RECORDS PROVIDED:
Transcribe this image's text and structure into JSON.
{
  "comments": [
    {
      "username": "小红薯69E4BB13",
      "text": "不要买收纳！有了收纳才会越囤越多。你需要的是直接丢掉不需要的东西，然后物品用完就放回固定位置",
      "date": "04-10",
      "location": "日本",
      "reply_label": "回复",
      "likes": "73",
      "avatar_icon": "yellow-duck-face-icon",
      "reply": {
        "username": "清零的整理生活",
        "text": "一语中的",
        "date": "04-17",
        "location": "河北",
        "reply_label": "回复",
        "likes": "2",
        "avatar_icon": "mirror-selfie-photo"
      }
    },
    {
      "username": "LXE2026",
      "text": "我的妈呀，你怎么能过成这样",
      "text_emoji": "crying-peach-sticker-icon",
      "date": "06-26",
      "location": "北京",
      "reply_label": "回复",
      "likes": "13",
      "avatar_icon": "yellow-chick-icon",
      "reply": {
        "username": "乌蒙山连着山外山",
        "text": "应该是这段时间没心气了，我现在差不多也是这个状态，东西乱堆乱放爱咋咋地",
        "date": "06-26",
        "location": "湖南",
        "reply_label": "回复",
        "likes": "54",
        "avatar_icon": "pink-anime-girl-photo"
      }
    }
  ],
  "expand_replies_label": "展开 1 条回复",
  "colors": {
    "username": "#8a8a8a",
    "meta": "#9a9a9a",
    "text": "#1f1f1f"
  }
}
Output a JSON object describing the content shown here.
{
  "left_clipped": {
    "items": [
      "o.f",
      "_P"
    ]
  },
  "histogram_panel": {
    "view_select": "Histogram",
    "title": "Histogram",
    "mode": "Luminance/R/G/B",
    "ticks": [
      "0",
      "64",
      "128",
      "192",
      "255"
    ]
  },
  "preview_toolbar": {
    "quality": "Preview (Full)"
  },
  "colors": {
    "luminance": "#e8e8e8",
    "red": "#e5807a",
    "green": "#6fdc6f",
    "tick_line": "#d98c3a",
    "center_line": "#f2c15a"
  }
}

* * *

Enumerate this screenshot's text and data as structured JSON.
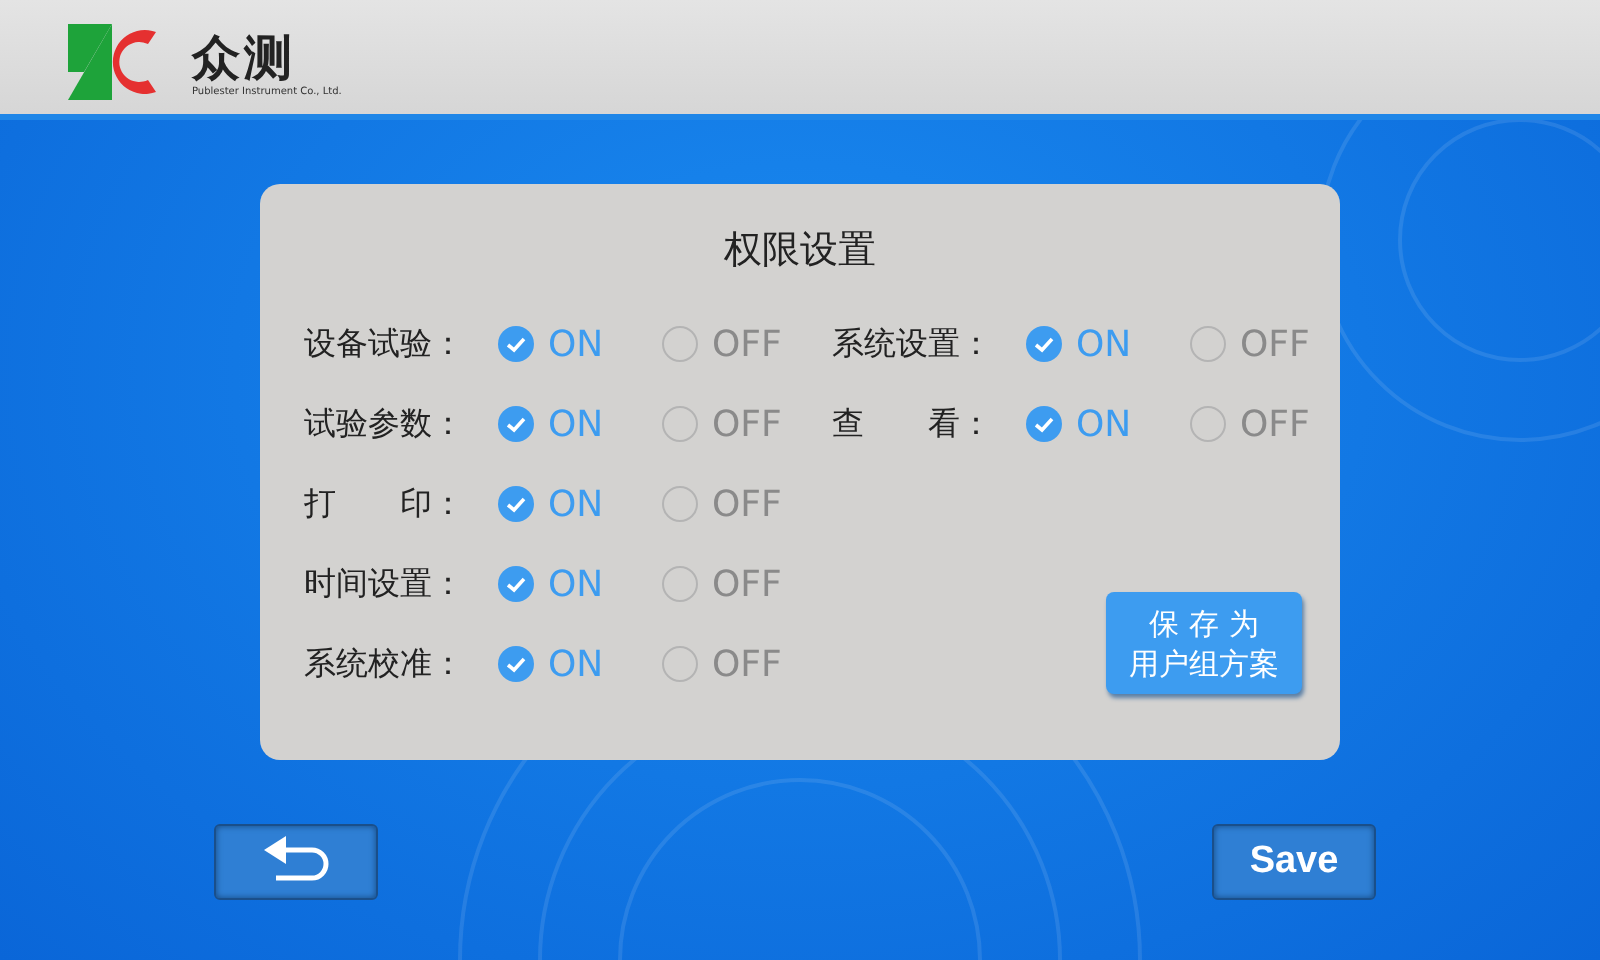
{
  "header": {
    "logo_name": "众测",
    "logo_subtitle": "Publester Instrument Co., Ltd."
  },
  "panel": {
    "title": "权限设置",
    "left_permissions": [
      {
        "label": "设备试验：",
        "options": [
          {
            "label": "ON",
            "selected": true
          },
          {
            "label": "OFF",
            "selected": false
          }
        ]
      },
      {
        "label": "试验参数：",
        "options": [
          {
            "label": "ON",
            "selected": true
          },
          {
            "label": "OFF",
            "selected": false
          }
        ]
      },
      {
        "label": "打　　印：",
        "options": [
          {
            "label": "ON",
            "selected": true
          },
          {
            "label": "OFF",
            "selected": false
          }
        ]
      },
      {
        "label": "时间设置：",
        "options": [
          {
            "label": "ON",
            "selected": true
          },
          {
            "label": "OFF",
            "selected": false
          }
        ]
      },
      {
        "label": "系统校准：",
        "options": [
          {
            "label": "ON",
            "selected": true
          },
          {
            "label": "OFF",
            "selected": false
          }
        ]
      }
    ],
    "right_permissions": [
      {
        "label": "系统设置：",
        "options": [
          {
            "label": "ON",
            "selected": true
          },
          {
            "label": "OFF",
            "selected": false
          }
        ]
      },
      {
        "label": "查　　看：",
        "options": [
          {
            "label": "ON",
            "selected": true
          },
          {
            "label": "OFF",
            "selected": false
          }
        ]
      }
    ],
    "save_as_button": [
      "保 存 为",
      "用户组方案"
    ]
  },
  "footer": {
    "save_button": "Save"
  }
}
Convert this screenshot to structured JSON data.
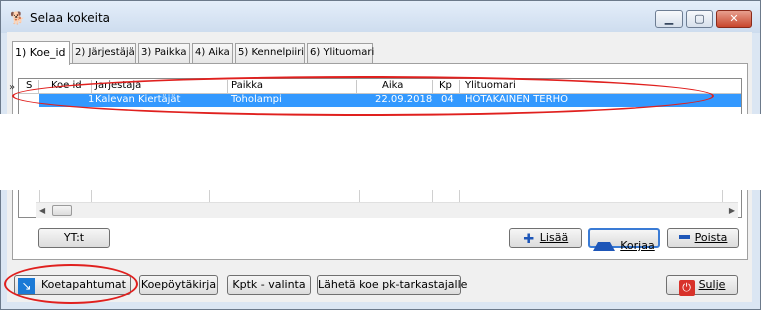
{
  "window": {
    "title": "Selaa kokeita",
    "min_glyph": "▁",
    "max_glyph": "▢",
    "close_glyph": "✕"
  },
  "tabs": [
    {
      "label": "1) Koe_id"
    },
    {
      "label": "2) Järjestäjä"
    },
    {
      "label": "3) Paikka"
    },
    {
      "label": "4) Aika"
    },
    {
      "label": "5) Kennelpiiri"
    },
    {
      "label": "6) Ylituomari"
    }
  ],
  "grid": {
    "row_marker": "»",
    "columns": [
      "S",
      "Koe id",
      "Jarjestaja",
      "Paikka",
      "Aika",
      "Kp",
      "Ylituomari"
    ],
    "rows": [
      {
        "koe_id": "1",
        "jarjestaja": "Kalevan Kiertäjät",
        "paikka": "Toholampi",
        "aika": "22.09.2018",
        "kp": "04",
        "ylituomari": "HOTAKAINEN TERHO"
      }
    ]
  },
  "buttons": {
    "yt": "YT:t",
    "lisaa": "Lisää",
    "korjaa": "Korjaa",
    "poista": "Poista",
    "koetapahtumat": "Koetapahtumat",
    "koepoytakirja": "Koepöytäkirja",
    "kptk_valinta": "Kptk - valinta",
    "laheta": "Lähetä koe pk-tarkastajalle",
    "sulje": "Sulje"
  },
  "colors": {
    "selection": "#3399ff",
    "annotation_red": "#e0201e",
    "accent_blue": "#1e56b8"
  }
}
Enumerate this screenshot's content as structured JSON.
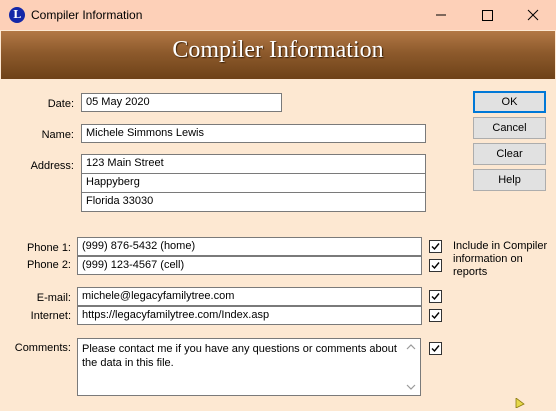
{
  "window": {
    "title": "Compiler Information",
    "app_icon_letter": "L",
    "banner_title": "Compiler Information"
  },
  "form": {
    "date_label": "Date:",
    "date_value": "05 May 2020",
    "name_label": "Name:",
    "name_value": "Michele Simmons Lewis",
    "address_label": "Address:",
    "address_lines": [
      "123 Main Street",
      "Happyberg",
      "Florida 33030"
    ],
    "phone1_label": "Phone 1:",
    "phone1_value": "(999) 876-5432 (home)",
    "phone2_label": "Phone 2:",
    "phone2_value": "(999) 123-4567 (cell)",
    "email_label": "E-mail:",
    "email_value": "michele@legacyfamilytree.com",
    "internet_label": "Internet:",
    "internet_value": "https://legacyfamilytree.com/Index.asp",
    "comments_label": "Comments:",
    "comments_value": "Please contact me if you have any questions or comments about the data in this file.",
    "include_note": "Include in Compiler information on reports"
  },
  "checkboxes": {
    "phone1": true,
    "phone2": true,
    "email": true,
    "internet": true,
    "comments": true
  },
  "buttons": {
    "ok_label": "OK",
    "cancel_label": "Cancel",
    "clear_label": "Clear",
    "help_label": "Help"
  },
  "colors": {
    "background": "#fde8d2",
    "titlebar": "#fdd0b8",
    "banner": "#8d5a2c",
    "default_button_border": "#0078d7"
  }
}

WHAT THE EXERCISE ASKS:
Extract all lines from the material above that include the word "this".

RESULT BELOW:
Transcribe this image's text and structure into JSON.
Enumerate this screenshot's text and data as structured JSON.
Convert this screenshot to structured JSON data.
Enumerate this screenshot's content as structured JSON.
    "comments_value": "Please contact me if you have any questions or comments about the data in this file.",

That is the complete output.